**Short task:**
Convert every entry below into a JSON list of strings with one string per line, skipping blank lines. Leave out the picture lines.
# START OF Materials provided
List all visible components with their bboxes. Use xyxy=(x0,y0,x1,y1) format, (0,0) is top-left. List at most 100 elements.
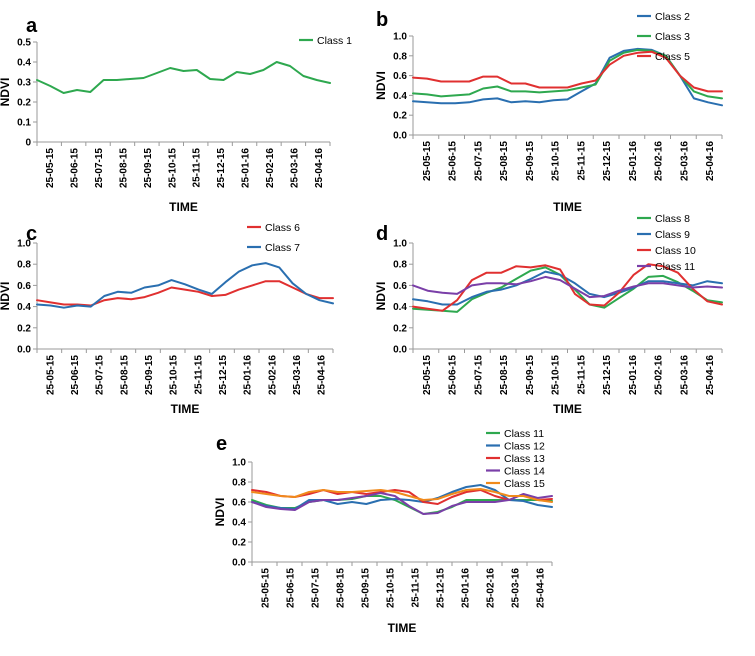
x-tick-label: 25-03-16 xyxy=(679,355,690,395)
y-tick-label: 0.4 xyxy=(232,518,246,529)
x-axis-title: TIME xyxy=(388,621,417,635)
x-tick-label: 25-08-15 xyxy=(499,141,510,181)
y-tick-label: 0.6 xyxy=(393,281,407,292)
series-line-class-8 xyxy=(412,266,723,313)
x-tick-label: 25-04-16 xyxy=(314,148,325,188)
y-axis-title: NDVI xyxy=(0,78,12,107)
x-tick-label: 25-12-15 xyxy=(602,141,613,181)
y-tick-label: 1.0 xyxy=(393,239,407,250)
x-tick-label: 25-09-15 xyxy=(525,141,536,181)
y-tick-label: 1.0 xyxy=(232,458,246,469)
x-tick-label: 25-07-15 xyxy=(311,568,322,608)
x-tick-label: 25-09-15 xyxy=(143,148,154,188)
y-tick-label: 0.6 xyxy=(393,71,407,82)
y-tick-label: 0.2 xyxy=(393,323,407,334)
x-tick-label: 25-10-15 xyxy=(167,148,178,188)
x-tick-label: 25-05-15 xyxy=(45,355,56,395)
y-tick-label: 1.0 xyxy=(393,32,407,43)
x-tick-label: 25-11-15 xyxy=(576,141,587,181)
x-tick-label: 25-04-16 xyxy=(536,568,547,608)
y-tick-label: 0.8 xyxy=(393,51,407,62)
x-tick-label: 25-05-15 xyxy=(261,568,272,608)
y-tick-label: 0.2 xyxy=(393,111,407,122)
chart-panel-d: d 0.0 0.2 0.4 0.6 0.8 1.0 25-05-15 25-06-15 25-07… xyxy=(374,213,723,416)
x-tick-label: 25-12-15 xyxy=(436,568,447,608)
x-tick-label: 25-09-15 xyxy=(361,568,372,608)
y-tick-label: 0.0 xyxy=(393,131,407,142)
x-tick-label: 25-11-15 xyxy=(193,355,204,395)
legend-entry: Class 10 xyxy=(655,245,696,257)
y-tick-label: 0.8 xyxy=(393,260,407,271)
x-tick-label: 25-11-15 xyxy=(411,568,422,608)
chart-panel-c: c 0.0 0.2 0.4 0.6 0.8 1.0 25-05-15 25-06-15 25-07… xyxy=(0,222,334,416)
series-line-class-1 xyxy=(36,61,331,94)
x-tick-label: 25-08-15 xyxy=(119,355,130,395)
panel-label-b: b xyxy=(376,9,388,31)
x-tick-label: 25-03-16 xyxy=(292,355,303,395)
series-line-class-15 xyxy=(251,488,553,503)
x-tick-label: 25-01-16 xyxy=(628,355,639,395)
panel-label-c: c xyxy=(26,223,37,245)
x-tick-label: 25-06-15 xyxy=(70,355,81,395)
x-tick-label: 25-02-16 xyxy=(265,148,276,188)
x-tick-label: 25-06-15 xyxy=(448,355,459,395)
legend-entry: Class 5 xyxy=(655,51,690,63)
x-tick-label: 25-04-16 xyxy=(705,141,716,181)
y-axis-title: NDVI xyxy=(213,498,227,527)
x-tick-label: 25-11-15 xyxy=(192,148,203,188)
chart-panel-e: e 0.0 0.2 0.4 0.6 0.8 1.0 25-05-15 25-06-15 25-07… xyxy=(213,428,553,635)
x-tick-label: 25-05-15 xyxy=(422,141,433,181)
chart-panel-b: b 0.0 0.2 0.4 0.6 0.8 1.0 25-05-15 25-06-15 25-07… xyxy=(374,9,723,214)
x-tick-label: 25-08-15 xyxy=(336,568,347,608)
legend-entry: Class 12 xyxy=(504,441,545,453)
y-axis-title: NDVI xyxy=(374,282,388,311)
y-axis-title: NDVI xyxy=(374,71,388,100)
legend-entry: Class 9 xyxy=(655,229,690,241)
x-tick-label: 25-10-15 xyxy=(551,141,562,181)
y-tick-label: 0.4 xyxy=(393,91,407,102)
x-axis-title: TIME xyxy=(553,402,582,416)
y-tick-label: 0.6 xyxy=(232,498,246,509)
legend-entry: Class 1 xyxy=(317,35,352,47)
x-tick-label: 25-05-15 xyxy=(45,148,56,188)
series-line-class-9 xyxy=(412,270,723,306)
x-tick-label: 25-12-15 xyxy=(216,148,227,188)
y-tick-label: 0 xyxy=(25,138,31,149)
y-tick-label: 0.2 xyxy=(17,98,31,109)
legend-entry: Class 13 xyxy=(504,453,545,465)
y-tick-label: 0.4 xyxy=(393,302,407,313)
series-line-class-11 xyxy=(412,275,723,299)
x-tick-label: 25-03-16 xyxy=(289,148,300,188)
legend-entry: Class 14 xyxy=(504,466,545,478)
y-tick-label: 0.0 xyxy=(393,345,407,356)
panel-label-e: e xyxy=(216,433,227,455)
legend-entry: Class 8 xyxy=(655,213,690,225)
x-tick-label: 25-02-16 xyxy=(654,355,665,395)
x-tick-label: 25-02-16 xyxy=(267,355,278,395)
chart-panel-a: a 0 0.1 0.2 0.3 0.4 0.5 25-05-15 25-06-15 25-07-1… xyxy=(0,15,352,214)
y-tick-label: 0.0 xyxy=(232,558,246,569)
x-tick-label: 25-03-16 xyxy=(511,568,522,608)
series-line-class-5 xyxy=(412,50,723,93)
y-axis-title: NDVI xyxy=(0,282,12,311)
x-tick-label: 25-12-15 xyxy=(218,355,229,395)
y-tick-label: 0.2 xyxy=(232,538,246,549)
x-tick-label: 25-08-15 xyxy=(118,148,129,188)
legend-entry: Class 15 xyxy=(504,478,545,490)
y-tick-label: 0.3 xyxy=(17,78,31,89)
x-tick-label: 25-02-16 xyxy=(486,568,497,608)
x-tick-label: 25-08-15 xyxy=(499,355,510,395)
y-tick-label: 0.8 xyxy=(17,260,31,271)
x-tick-label: 25-09-15 xyxy=(144,355,155,395)
x-tick-label: 25-06-15 xyxy=(448,141,459,181)
x-tick-label: 25-11-15 xyxy=(576,355,587,395)
x-tick-label: 25-01-16 xyxy=(461,568,472,608)
panel-label-a: a xyxy=(26,15,38,37)
legend-entry: Class 2 xyxy=(655,11,690,23)
y-tick-label: 0.0 xyxy=(17,345,31,356)
x-tick-label: 25-01-16 xyxy=(243,355,254,395)
series-line-class-7 xyxy=(36,262,334,309)
x-tick-label: 25-09-15 xyxy=(525,355,536,395)
x-tick-label: 25-03-16 xyxy=(679,141,690,181)
x-tick-label: 25-04-16 xyxy=(705,355,716,395)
# END OF Materials provided
**Completed exercise:**
[
  "List all visible components with their bboxes. Use xyxy=(x0,y0,x1,y1) format, (0,0) is top-left. List at most 100 elements.",
  "x-tick-label: 25-03-16 xyxy=(679,355,690,395)",
  "y-tick-label: 0.4 xyxy=(232,518,246,529)",
  "x-axis-title: TIME xyxy=(388,621,417,635)",
  "x-tick-label: 25-08-15 xyxy=(499,141,510,181)",
  "y-tick-label: 0.6 xyxy=(393,281,407,292)",
  "series-line-class-8 xyxy=(412,266,723,313)",
  "x-tick-label: 25-04-16 xyxy=(314,148,325,188)",
  "y-axis-title: NDVI xyxy=(0,78,12,107)",
  "x-tick-label: 25-12-15 xyxy=(602,141,613,181)",
  "y-tick-label: 1.0 xyxy=(393,239,407,250)",
  "x-tick-label: 25-09-15 xyxy=(525,141,536,181)",
  "y-tick-label: 1.0 xyxy=(232,458,246,469)",
  "x-tick-label: 25-07-15 xyxy=(311,568,322,608)",
  "x-tick-label: 25-09-15 xyxy=(143,148,154,188)",
  "y-tick-label: 0.6 xyxy=(393,71,407,82)",
  "y-tick-label: 0.2 xyxy=(393,323,407,334)",
  "x-tick-label: 25-10-15 xyxy=(167,148,178,188)",
  "x-tick-label: 25-05-15 xyxy=(45,355,56,395)",
  "y-tick-label: 1.0 xyxy=(393,32,407,43)",
  "x-tick-label: 25-11-15 xyxy=(576,141,587,181)",
  "x-tick-label: 25-04-16 xyxy=(536,568,547,608)",
  "y-tick-label: 0.8 xyxy=(393,51,407,62)",
  "x-tick-label: 25-05-15 xyxy=(261,568,272,608)",
  "y-tick-label: 0.2 xyxy=(393,111,407,122)",
  "chart-panel-d: d 0.0 0.2 0.4 0.6 0.8 1.0 25-05-15 25-06-15 25-07… xyxy=(374,213,723,416)",
  "x-tick-label: 25-12-15 xyxy=(436,568,447,608)",
  "x-tick-label: 25-09-15 xyxy=(361,568,372,608)",
  "y-tick-label: 0.0 xyxy=(393,131,407,142)",
  "x-tick-label: 25-11-15 xyxy=(193,355,204,395)",
  "legend-entry: Class 10 xyxy=(655,245,696,257)",
  "y-tick-label: 0.8 xyxy=(393,260,407,271)",
  "x-tick-label: 25-11-15 xyxy=(411,568,422,608)",
  "chart-panel-c: c 0.0 0.2 0.4 0.6 0.8 1.0 25-05-15 25-06-15 25-07… xyxy=(0,222,334,416)",
  "series-line-class-1 xyxy=(36,61,331,94)",
  "x-tick-label: 25-08-15 xyxy=(119,355,130,395)",
  "panel-label-b: b xyxy=(376,9,388,31)",
  "x-tick-label: 25-03-16 xyxy=(292,355,303,395)",
  "series-line-class-15 xyxy=(251,488,553,503)",
  "x-tick-label: 25-01-16 xyxy=(628,355,639,395)",
  "panel-label-c: c xyxy=(26,223,37,245)",
  "x-tick-label: 25-06-15 xyxy=(70,355,81,395)",
  "x-tick-label: 25-02-16 xyxy=(265,148,276,188)",
  "x-tick-label: 25-06-15 xyxy=(448,355,459,395)",
  "legend-entry: Class 5 xyxy=(655,51,690,63)",
  "x-tick-label: 25-04-16 xyxy=(705,141,716,181)",
  "y-axis-title: NDVI xyxy=(213,498,227,527)",
  "x-tick-label: 25-11-15 xyxy=(192,148,203,188)",
  "chart-panel-e: e 0.0 0.2 0.4 0.6 0.8 1.0 25-05-15 25-06-15 25-07… xyxy=(213,428,553,635)",
  "x-tick-label: 25-05-15 xyxy=(422,141,433,181)",
  "chart-panel-b: b 0.0 0.2 0.4 0.6 0.8 1.0 25-05-15 25-06-15 25-07… xyxy=(374,9,723,214)",
  "x-tick-label: 25-08-15 xyxy=(336,568,347,608)",
  "legend-entry: Class 12 xyxy=(504,441,545,453)",
  "y-axis-title: NDVI xyxy=(374,282,388,311)",
  "y-axis-title: NDVI xyxy=(374,71,388,100)",
  "legend-entry: Class 9 xyxy=(655,229,690,241)",
  "x-tick-label: 25-10-15 xyxy=(551,141,562,181)",
  "y-tick-label: 0.4 xyxy=(393,91,407,102)",
  "x-axis-title: TIME xyxy=(553,402,582,416)",
  "y-tick-label: 0.6 xyxy=(232,498,246,509)",
  "legend-entry: Class 1 xyxy=(317,35,352,47)",
  "x-tick-label: 25-05-15 xyxy=(45,148,56,188)",
  "series-line-class-9 xyxy=(412,270,723,306)",
  "x-tick-label: 25-12-15 xyxy=(216,148,227,188)",
  "y-tick-label: 0 xyxy=(25,138,31,149)",
  "y-tick-label: 0.2 xyxy=(17,98,31,109)",
  "legend-entry: Class 13 xyxy=(504,453,545,465)",
  "y-tick-label: 0.4 xyxy=(393,302,407,313)",
  "series-line-class-11 xyxy=(412,275,723,299)",
  "x-tick-label: 25-03-16 xyxy=(289,148,300,188)",
  "legend-entry: Class 14 xyxy=(504,466,545,478)",
  "y-tick-label: 0.0 xyxy=(393,345,407,356)",
  "panel-label-e: e xyxy=(216,433,227,455)",
  "legend-entry: Class 8 xyxy=(655,213,690,225)",
  "x-tick-label: 25-02-16 xyxy=(654,355,665,395)",
  "x-tick-label: 25-02-16 xyxy=(267,355,278,395)",
  "chart-panel-a: a 0 0.1 0.2 0.3 0.4 0.5 25-05-15 25-06-15 25-07-1… xyxy=(0,15,352,214)",
  "y-tick-label: 0.0 xyxy=(232,558,246,569)",
  "x-tick-label: 25-03-16 xyxy=(511,568,522,608)",
  "series-line-class-5 xyxy=(412,50,723,93)",
  "y-axis-title: NDVI xyxy=(0,282,12,311)",
  "x-tick-label: 25-12-15 xyxy=(218,355,229,395)",
  "y-tick-label: 0.2 xyxy=(232,538,246,549)",
  "x-tick-label: 25-08-15 xyxy=(118,148,129,188)",
  "legend-entry: Class 15 xyxy=(504,478,545,490)",
  "y-tick-label: 0.3 xyxy=(17,78,31,89)",
  "x-tick-label: 25-02-16 xyxy=(486,568,497,608)",
  "x-tick-label: 25-08-15 xyxy=(499,355,510,395)",
  "y-tick-label: 0.8 xyxy=(17,260,31,271)",
  "x-tick-label: 25-09-15 xyxy=(144,355,155,395)",
  "x-tick-label: 25-06-15 xyxy=(448,141,459,181)",
  "x-tick-label: 25-11-15 xyxy=(576,355,587,395)",
  "x-tick-label: 25-01-16 xyxy=(461,568,472,608)",
  "panel-label-a: a xyxy=(26,15,38,37)",
  "legend-entry: Class 2 xyxy=(655,11,690,23)",
  "y-tick-label: 0.0 xyxy=(17,345,31,356)",
  "x-tick-label: 25-01-16 xyxy=(243,355,254,395)",
  "series-line-class-7 xyxy=(36,262,334,309)",
  "x-tick-label: 25-09-15 xyxy=(525,355,536,395)",
  "x-tick-label: 25-03-16 xyxy=(679,141,690,181)",
  "x-tick-label: 25-04-16 xyxy=(705,355,716,395)"
]